**Direction**
Copy out the entries in full and with complete accuracy; pictures are excluded.
## Begin Data excerpts
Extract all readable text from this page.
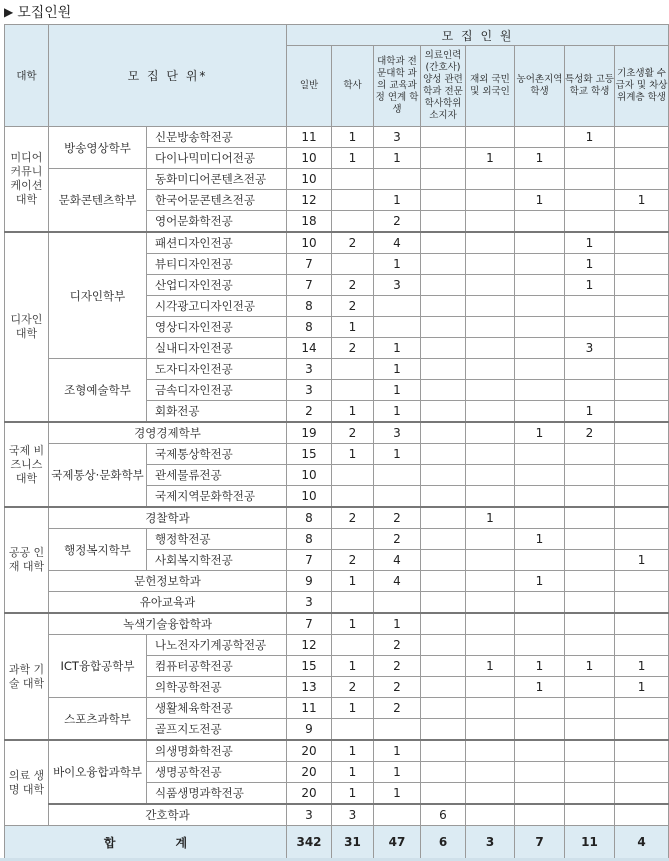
▶ 모집인원
대학	모 집 단 위*		모 집 인 원							
			일반	학사	대학과 전문대학 과의 교육과정 연계 학생	의료인력 (간호사) 양성 관련학과 전문 학사학위 소지자	재외 국민 및 외국인	농어촌지역 학생	특성화 고등학교 학생	기초생활 수급자 및 차상위계층 학생
미디어 커뮤니 케이션 대학	방송영상학부	신문방송학전공	11	1	3				1	
		다이나믹미디어전공	10	1	1		1	1		
	문화콘텐츠학부	동화미디어콘텐츠전공	10							
		한국어문콘텐츠전공	12		1			1		1
		영어문화학전공	18		2					
디자인 대학	디자인학부	패션디자인전공	10	2	4				1	
		뷰티디자인전공	7		1				1	
		산업디자인전공	7	2	3				1	
		시각광고디자인전공	8	2						
		영상디자인전공	8	1						
		실내디자인전공	14	2	1				3	
	조형예술학부	도자디자인전공	3		1					
		금속디자인전공	3		1					
		회화전공	2	1	1				1	
국제 비즈니스 대학	경영경제학부		19	2	3			1	2	
	국제통상·문화학부	국제통상학전공	15	1	1					
		관세물류전공	10							
		국제지역문화학전공	10							
공공 인재 대학	경찰학과		8	2	2		1			
	행정복지학부	행정학전공	8		2			1		
		사회복지학전공	7	2	4					1
	문헌정보학과		9	1	4			1		
	유아교육과		3							
과학 기술 대학	녹색기술융합학과		7	1	1					
	ICT융합공학부	나노전자기계공학전공	12		2					
		컴퓨터공학전공	15	1	2		1	1	1	1
		의학공학전공	13	2	2			1		1
	스포츠과학부	생활체육학전공	11	1	2					
		골프지도전공	9							
의료 생명 대학	바이오융합과학부	의생명화학전공	20	1	1					
		생명공학전공	20	1	1					
		식품생명과학전공	20	1	1					
	간호학과		3	3		6				
합 계			342	31	47	6	3	7	11	4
## End Data excerpts
**Output for this task**
Extract all readable text from this page.
▶ 모집인원
대학	모 집 단 위*		모 집 인 원							
			일반	학사	대학과 전문대학 과의 교육과정 연계 학생	의료인력 (간호사) 양성 관련학과 전문 학사학위 소지자	재외 국민 및 외국인	농어촌지역 학생	특성화 고등학교 학생	기초생활 수급자 및 차상위계층 학생
미디어 커뮤니 케이션 대학	방송영상학부	신문방송학전공	11	1	3				1	
		다이나믹미디어전공	10	1	1		1	1		
	문화콘텐츠학부	동화미디어콘텐츠전공	10							
		한국어문콘텐츠전공	12		1			1		1
		영어문화학전공	18		2					
디자인 대학	디자인학부	패션디자인전공	10	2	4				1	
		뷰티디자인전공	7		1				1	
		산업디자인전공	7	2	3				1	
		시각광고디자인전공	8	2						
		영상디자인전공	8	1						
		실내디자인전공	14	2	1				3	
	조형예술학부	도자디자인전공	3		1					
		금속디자인전공	3		1					
		회화전공	2	1	1				1	
국제 비즈니스 대학	경영경제학부		19	2	3			1	2	
	국제통상·문화학부	국제통상학전공	15	1	1					
		관세물류전공	10							
		국제지역문화학전공	10							
공공 인재 대학	경찰학과		8	2	2		1			
	행정복지학부	행정학전공	8		2			1		
		사회복지학전공	7	2	4					1
	문헌정보학과		9	1	4			1		
	유아교육과		3							
과학 기술 대학	녹색기술융합학과		7	1	1					
	ICT융합공학부	나노전자기계공학전공	12		2					
		컴퓨터공학전공	15	1	2		1	1	1	1
		의학공학전공	13	2	2			1		1
	스포츠과학부	생활체육학전공	11	1	2					
		골프지도전공	9							
의료 생명 대학	바이오융합과학부	의생명화학전공	20	1	1					
		생명공학전공	20	1	1					
		식품생명과학전공	20	1	1					
	간호학과		3	3		6				
합 계			342	31	47	6	3	7	11	4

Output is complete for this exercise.